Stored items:

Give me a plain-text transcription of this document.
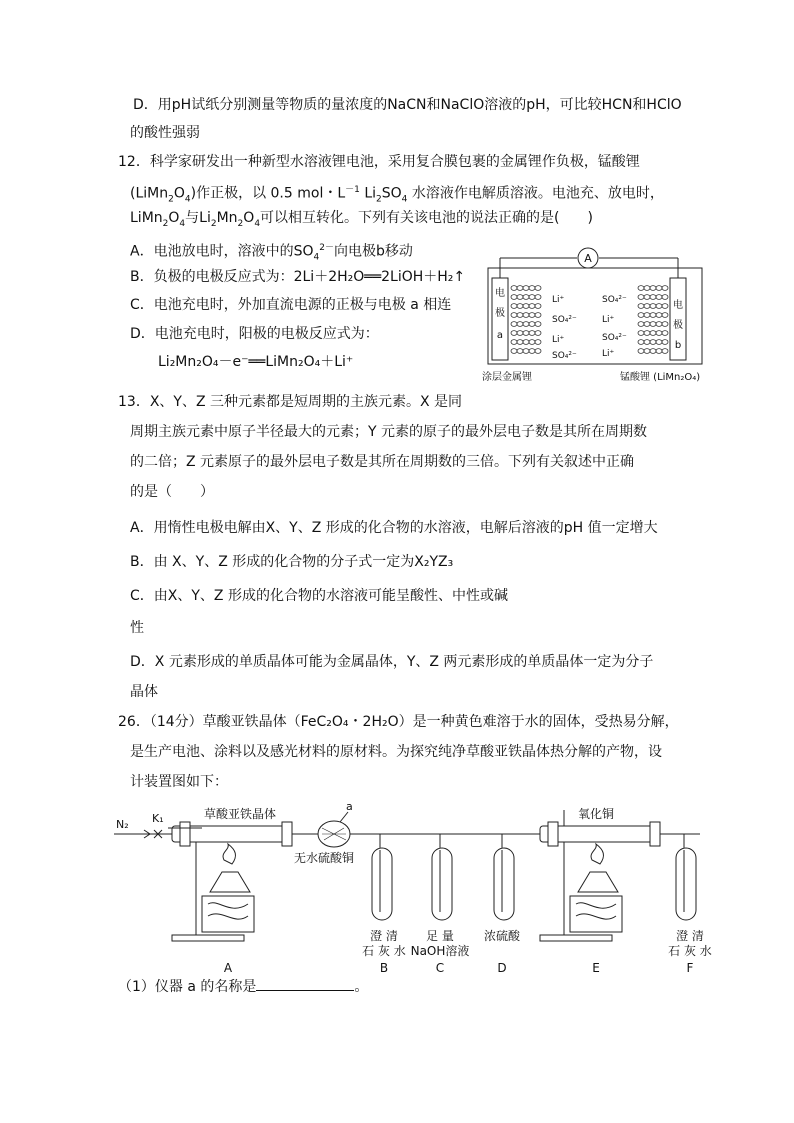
D．用pH试纸分别测量等物质的量浓度的NaCN和NaClO溶液的pH，可比较HCN和HClO
的酸性强弱
12．科学家研发出一种新型水溶液锂电池，采用复合膜包裹的金属锂作负极，锰酸锂
$(LiMn_2O_4)$作正极，以 0.5 mol・$L^{-1}$ $Li_2SO_4$ 水溶液作电解质溶液。电池充、放电时，
$LiMn_2O_4$与$Li_2Mn_2O_4$可以相互转化。下列有关该电池的说法正确的是(　　)
A．电池放电时，溶液中的$SO_4^{2-}$向电极b移动
B．负极的电极反应式为：2Li＋2H₂O══2LiOH＋H₂↑
C．电池充电时，外加直流电源的正极与电极 a 相连
D．电池充电时，阳极的电极反应式为：
Li₂Mn₂O₄－e⁻══LiMn₂O₄＋Li⁺
A
电
极
a
电
极
b
Li⁺
SO₄²⁻
Li⁺
SO₄²⁻
SO₄²⁻
Li⁺
SO₄²⁻
Li⁺
涂层金属锂	锰酸锂 (LiMn₂O₄)
13．X、Y、Z 三种元素都是短周期的主族元素。X 是同
周期主族元素中原子半径最大的元素；Y 元素的原子的最外层电子数是其所在周期数
的二倍；Z 元素原子的最外层电子数是其所在周期数的三倍。下列有关叙述中正确
的是（　　）
A．用惰性电极电解由X、Y、Z 形成的化合物的水溶液，电解后溶液的pH 值一定增大
B．由 X、Y、Z 形成的化合物的分子式一定为X₂YZ₃
C．由X、Y、Z 形成的化合物的水溶液可能呈酸性、中性或碱
性
D．X 元素形成的单质晶体可能为金属晶体，Y、Z 两元素形成的单质晶体一定为分子
晶体
26．（14分）草酸亚铁晶体（FeC₂O₄・2H₂O）是一种黄色难溶于水的固体，受热易分解，
是生产电池、涂料以及感光材料的原材料。为探究纯净草酸亚铁晶体热分解的产物，设
计装置图如下：
N₂ K₁	草酸亚铁晶体
a
无水硫酸铜
氧化铜
澄 清
石 灰 水
足 量
NaOH溶液
浓硫酸	澄 清
石 灰 水
A	B	C	D	E	F
（1）仪器 a 的名称是	。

> **Required work**:
Identify lines with the string "LiMn₂O₄". Copy each one.

> **Task response**:
Li₂Mn₂O₄－e⁻══LiMn₂O₄＋Li⁺
涂层金属锂	锰酸锂 (LiMn₂O₄)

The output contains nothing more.